Tasks and exercises
1. According to the Zookeeper setup page, at which port do clients connect to Zookeeper?
2. From the Zookeeper setup page, extract the part that opens with the words containing "# Server configurations" and closes with "Zookeeper Logging (log4j.properties)".

--- Start Supplied passage ---

DevOps

Configuring and Setting Up a Zookeeper Ensemble with Ansible, and Kafka – Part 5

Here’s a comprehensive explanation and structure for setting up a Zookeeper and Kafka ensemble using Ansible:

Zookeeper Configuration (zoo.cfg)

This is the configuration file for Zookeeper:

# The number of milliseconds of each tick
tickTime=2000

# The number of ticks that the initial synchronization phase can take
initLimit=10

# The number of ticks that can pass between sending a request and getting an acknowledgement
syncLimit=5

# The directory where the snapshot is stored
dataDir=/tmp/data1/zookeeper

# The port at which the clients will connect
clientPort=2181

# The maximum number of client connections
maxClientCnxns=1000

# Server configurations
server.1=192.168.33.20:2888:3888
server.2=192.168.33.30:2888:3888
server.3=192.168.33.40:2888:3888

Create the Data Directory for Zookeeper

mkdir -p /tmp/data1/zookeeper

Log4j Properties for Zookeeper Logging (log4j.properties)

--- End Supplied passage ---
--- Start Provided material ---

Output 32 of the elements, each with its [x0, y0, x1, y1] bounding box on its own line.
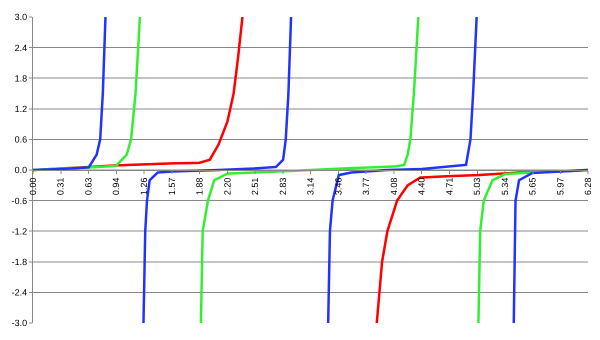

--- End Provided material ---

Answers by task
1. Clients connect at port 2181.

2.
# Server configurations
server.1=192.168.33.20:2888:3888
server.2=192.168.33.30:2888:3888
server.3=192.168.33.40:2888:3888

Create the Data Directory for Zookeeper

mkdir -p /tmp/data1/zookeeper

Log4j Properties for Zookeeper Logging (log4j.properties)